* [Figure contents as structured data]:
[Begin]

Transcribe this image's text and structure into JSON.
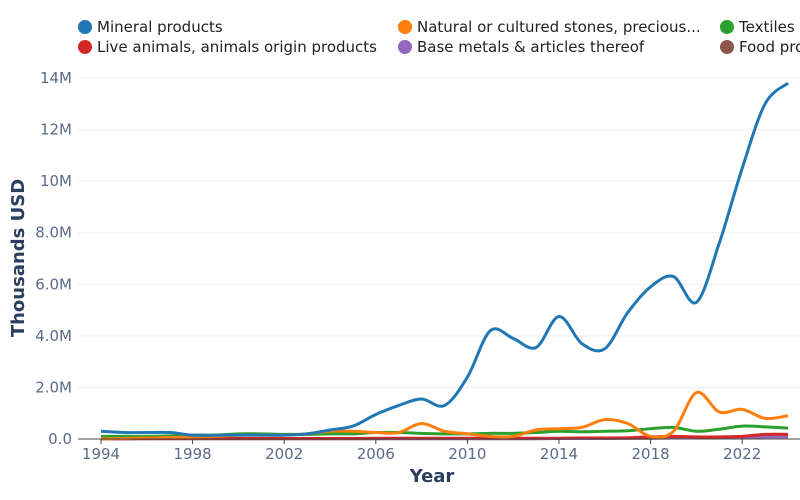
{
  "chart_data": {
    "type": "line",
    "xlabel": "Year",
    "ylabel": "Thousands USD",
    "xlim": [
      1994,
      2024
    ],
    "ylim": [
      0,
      14000000
    ],
    "x_ticks": [
      "1994",
      "1998",
      "2002",
      "2006",
      "2010",
      "2014",
      "2018",
      "2022"
    ],
    "y_ticks": [
      "0.0",
      "2.0M",
      "4.0M",
      "6.0M",
      "8.0M",
      "10M",
      "12M",
      "14M"
    ],
    "legend_position": "top",
    "x": [
      1994,
      1995,
      1996,
      1997,
      1998,
      1999,
      2000,
      2001,
      2002,
      2003,
      2004,
      2005,
      2006,
      2007,
      2008,
      2009,
      2010,
      2011,
      2012,
      2013,
      2014,
      2015,
      2016,
      2017,
      2018,
      2019,
      2020,
      2021,
      2022,
      2023,
      2024
    ],
    "series": [
      {
        "name": "Mineral products",
        "color": "#1f77b4",
        "values": [
          300000,
          250000,
          250000,
          250000,
          150000,
          150000,
          150000,
          150000,
          150000,
          200000,
          350000,
          500000,
          950000,
          1300000,
          1550000,
          1300000,
          2400000,
          4200000,
          3900000,
          3550000,
          4750000,
          3700000,
          3500000,
          4900000,
          5900000,
          6300000,
          5300000,
          7600000,
          10500000,
          13000000,
          13800000
        ]
      },
      {
        "name": "Natural or cultured stones, precious...",
        "color": "#ff7f0e",
        "values": [
          0,
          20000,
          40000,
          60000,
          80000,
          100000,
          150000,
          150000,
          150000,
          200000,
          300000,
          300000,
          250000,
          250000,
          600000,
          300000,
          200000,
          100000,
          100000,
          350000,
          400000,
          450000,
          750000,
          600000,
          100000,
          300000,
          1800000,
          1050000,
          1150000,
          800000,
          900000
        ]
      },
      {
        "name": "Textiles",
        "color": "#2ca02c",
        "values": [
          100000,
          100000,
          100000,
          120000,
          150000,
          150000,
          200000,
          200000,
          180000,
          180000,
          200000,
          200000,
          250000,
          250000,
          220000,
          200000,
          200000,
          220000,
          220000,
          250000,
          300000,
          280000,
          300000,
          320000,
          400000,
          450000,
          300000,
          380000,
          500000,
          470000,
          420000
        ]
      },
      {
        "name": "Live animals, animals origin products",
        "color": "#d62728",
        "values": [
          10000,
          10000,
          20000,
          20000,
          20000,
          20000,
          20000,
          20000,
          20000,
          20000,
          20000,
          20000,
          30000,
          30000,
          30000,
          30000,
          30000,
          30000,
          30000,
          30000,
          30000,
          40000,
          40000,
          50000,
          80000,
          100000,
          80000,
          80000,
          100000,
          180000,
          180000
        ]
      },
      {
        "name": "Base metals & articles thereof",
        "color": "#9467bd",
        "values": [
          10000,
          10000,
          10000,
          10000,
          10000,
          10000,
          10000,
          10000,
          10000,
          10000,
          10000,
          10000,
          10000,
          20000,
          20000,
          20000,
          20000,
          20000,
          20000,
          20000,
          20000,
          20000,
          30000,
          30000,
          40000,
          50000,
          50000,
          60000,
          70000,
          80000,
          80000
        ]
      },
      {
        "name": "Food products",
        "color": "#8c564b",
        "values": [
          10000,
          10000,
          10000,
          10000,
          10000,
          10000,
          10000,
          10000,
          10000,
          10000,
          10000,
          10000,
          10000,
          10000,
          10000,
          10000,
          10000,
          10000,
          10000,
          10000,
          20000,
          20000,
          20000,
          30000,
          30000,
          40000,
          40000,
          40000,
          50000,
          120000,
          120000
        ]
      }
    ]
  }
}
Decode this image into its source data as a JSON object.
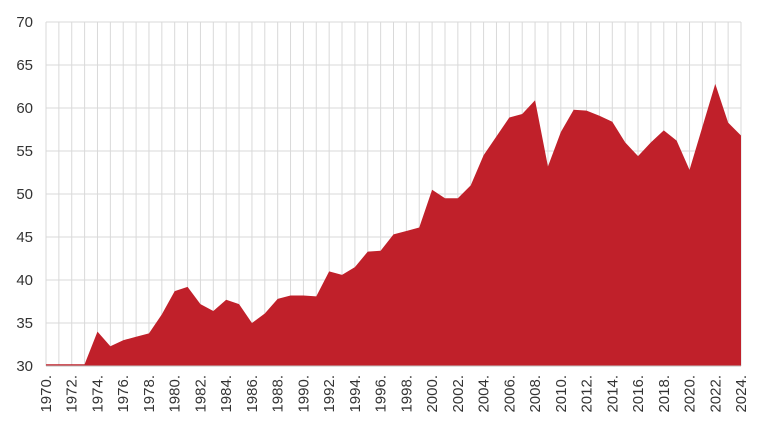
{
  "chart_data": {
    "type": "area",
    "title": "",
    "xlabel": "",
    "ylabel": "",
    "ylim": [
      30,
      70
    ],
    "yticks": [
      30,
      35,
      40,
      45,
      50,
      55,
      60,
      65,
      70
    ],
    "grid": true,
    "x_tick_labels": [
      "1970.",
      "1972.",
      "1974.",
      "1976.",
      "1978.",
      "1980.",
      "1982.",
      "1984.",
      "1986.",
      "1988.",
      "1990.",
      "1992.",
      "1994.",
      "1996.",
      "1998.",
      "2000.",
      "2002.",
      "2004.",
      "2006.",
      "2008.",
      "2010.",
      "2012.",
      "2014.",
      "2016.",
      "2018.",
      "2020.",
      "2022.",
      "2024."
    ],
    "x": [
      1970,
      1971,
      1972,
      1973,
      1974,
      1975,
      1976,
      1977,
      1978,
      1979,
      1980,
      1981,
      1982,
      1983,
      1984,
      1985,
      1986,
      1987,
      1988,
      1989,
      1990,
      1991,
      1992,
      1993,
      1994,
      1995,
      1996,
      1997,
      1998,
      1999,
      2000,
      2001,
      2002,
      2003,
      2004,
      2005,
      2006,
      2007,
      2008,
      2009,
      2010,
      2011,
      2012,
      2013,
      2014,
      2015,
      2016,
      2017,
      2018,
      2019,
      2020,
      2021,
      2022,
      2023,
      2024
    ],
    "series": [
      {
        "color": "#c0202a",
        "values": [
          30.2,
          30.2,
          30.2,
          30.2,
          34.0,
          32.3,
          33.0,
          33.4,
          33.8,
          36.0,
          38.7,
          39.2,
          37.2,
          36.4,
          37.7,
          37.2,
          35.0,
          36.1,
          37.8,
          38.2,
          38.2,
          38.1,
          41.0,
          40.6,
          41.5,
          43.3,
          43.4,
          45.3,
          45.7,
          46.1,
          50.5,
          49.5,
          49.5,
          51.0,
          54.5,
          56.7,
          58.9,
          59.3,
          60.9,
          53.2,
          57.2,
          59.8,
          59.7,
          59.1,
          58.4,
          56.0,
          54.4,
          56.0,
          57.4,
          56.2,
          52.8,
          57.8,
          62.8,
          58.3,
          56.8
        ]
      }
    ]
  }
}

[End]

* [EXERCISE GOAL]: Give every record back exactly as it reads, with no images.

* [FINAL RESULT]:
Transcribe this image's text and structure into JSON.
{
  "chart_data": {
    "type": "line",
    "xlabel": "Year",
    "ylabel": "Thousands USD",
    "xlim": [
      1994,
      2024
    ],
    "ylim": [
      0,
      14000000
    ],
    "x_ticks": [
      "1994",
      "1998",
      "2002",
      "2006",
      "2010",
      "2014",
      "2018",
      "2022"
    ],
    "y_ticks": [
      "0.0",
      "2.0M",
      "4.0M",
      "6.0M",
      "8.0M",
      "10M",
      "12M",
      "14M"
    ],
    "legend_position": "top",
    "x": [
      1994,
      1995,
      1996,
      1997,
      1998,
      1999,
      2000,
      2001,
      2002,
      2003,
      2004,
      2005,
      2006,
      2007,
      2008,
      2009,
      2010,
      2011,
      2012,
      2013,
      2014,
      2015,
      2016,
      2017,
      2018,
      2019,
      2020,
      2021,
      2022,
      2023,
      2024
    ],
    "series": [
      {
        "name": "Mineral products",
        "color": "#1f77b4",
        "values": [
          300000,
          250000,
          250000,
          250000,
          150000,
          150000,
          150000,
          150000,
          150000,
          200000,
          350000,
          500000,
          950000,
          1300000,
          1550000,
          1300000,
          2400000,
          4200000,
          3900000,
          3550000,
          4750000,
          3700000,
          3500000,
          4900000,
          5900000,
          6300000,
          5300000,
          7600000,
          10500000,
          13000000,
          13800000
        ]
      },
      {
        "name": "Natural or cultured stones, precious...",
        "color": "#ff7f0e",
        "values": [
          0,
          20000,
          40000,
          60000,
          80000,
          100000,
          150000,
          150000,
          150000,
          200000,
          300000,
          300000,
          250000,
          250000,
          600000,
          300000,
          200000,
          100000,
          100000,
          350000,
          400000,
          450000,
          750000,
          600000,
          100000,
          300000,
          1800000,
          1050000,
          1150000,
          800000,
          900000
        ]
      },
      {
        "name": "Textiles",
        "color": "#2ca02c",
        "values": [
          100000,
          100000,
          100000,
          120000,
          150000,
          150000,
          200000,
          200000,
          180000,
          180000,
          200000,
          200000,
          250000,
          250000,
          220000,
          200000,
          200000,
          220000,
          220000,
          250000,
          300000,
          280000,
          300000,
          320000,
          400000,
          450000,
          300000,
          380000,
          500000,
          470000,
          420000
        ]
      },
      {
        "name": "Live animals, animals origin products",
        "color": "#d62728",
        "values": [
          10000,
          10000,
          20000,
          20000,
          20000,
          20000,
          20000,
          20000,
          20000,
          20000,
          20000,
          20000,
          30000,
          30000,
          30000,
          30000,
          30000,
          30000,
          30000,
          30000,
          30000,
          40000,
          40000,
          50000,
          80000,
          100000,
          80000,
          80000,
          100000,
          180000,
          180000
        ]
      },
      {
        "name": "Base metals & articles thereof",
        "color": "#9467bd",
        "values": [
          10000,
          10000,
          10000,
          10000,
          10000,
          10000,
          10000,
          10000,
          10000,
          10000,
          10000,
          10000,
          10000,
          20000,
          20000,
          20000,
          20000,
          20000,
          20000,
          20000,
          20000,
          20000,
          30000,
          30000,
          40000,
          50000,
          50000,
          60000,
          70000,
          80000,
          80000
        ]
      },
      {
        "name": "Food products",
        "color": "#8c564b",
        "values": [
          10000,
          10000,
          10000,
          10000,
          10000,
          10000,
          10000,
          10000,
          10000,
          10000,
          10000,
          10000,
          10000,
          10000,
          10000,
          10000,
          10000,
          10000,
          10000,
          10000,
          20000,
          20000,
          20000,
          30000,
          30000,
          40000,
          40000,
          40000,
          50000,
          120000,
          120000
        ]
      }
    ]
  }
}
Decode this image into its source data as a JSON object.
{
  "chart_data": {
    "type": "area",
    "title": "",
    "xlabel": "",
    "ylabel": "",
    "ylim": [
      30,
      70
    ],
    "yticks": [
      30,
      35,
      40,
      45,
      50,
      55,
      60,
      65,
      70
    ],
    "grid": true,
    "x_tick_labels": [
      "1970.",
      "1972.",
      "1974.",
      "1976.",
      "1978.",
      "1980.",
      "1982.",
      "1984.",
      "1986.",
      "1988.",
      "1990.",
      "1992.",
      "1994.",
      "1996.",
      "1998.",
      "2000.",
      "2002.",
      "2004.",
      "2006.",
      "2008.",
      "2010.",
      "2012.",
      "2014.",
      "2016.",
      "2018.",
      "2020.",
      "2022.",
      "2024."
    ],
    "x": [
      1970,
      1971,
      1972,
      1973,
      1974,
      1975,
      1976,
      1977,
      1978,
      1979,
      1980,
      1981,
      1982,
      1983,
      1984,
      1985,
      1986,
      1987,
      1988,
      1989,
      1990,
      1991,
      1992,
      1993,
      1994,
      1995,
      1996,
      1997,
      1998,
      1999,
      2000,
      2001,
      2002,
      2003,
      2004,
      2005,
      2006,
      2007,
      2008,
      2009,
      2010,
      2011,
      2012,
      2013,
      2014,
      2015,
      2016,
      2017,
      2018,
      2019,
      2020,
      2021,
      2022,
      2023,
      2024
    ],
    "series": [
      {
        "color": "#c0202a",
        "values": [
          30.2,
          30.2,
          30.2,
          30.2,
          34.0,
          32.3,
          33.0,
          33.4,
          33.8,
          36.0,
          38.7,
          39.2,
          37.2,
          36.4,
          37.7,
          37.2,
          35.0,
          36.1,
          37.8,
          38.2,
          38.2,
          38.1,
          41.0,
          40.6,
          41.5,
          43.3,
          43.4,
          45.3,
          45.7,
          46.1,
          50.5,
          49.5,
          49.5,
          51.0,
          54.5,
          56.7,
          58.9,
          59.3,
          60.9,
          53.2,
          57.2,
          59.8,
          59.7,
          59.1,
          58.4,
          56.0,
          54.4,
          56.0,
          57.4,
          56.2,
          52.8,
          57.8,
          62.8,
          58.3,
          56.8
        ]
      }
    ]
  }
}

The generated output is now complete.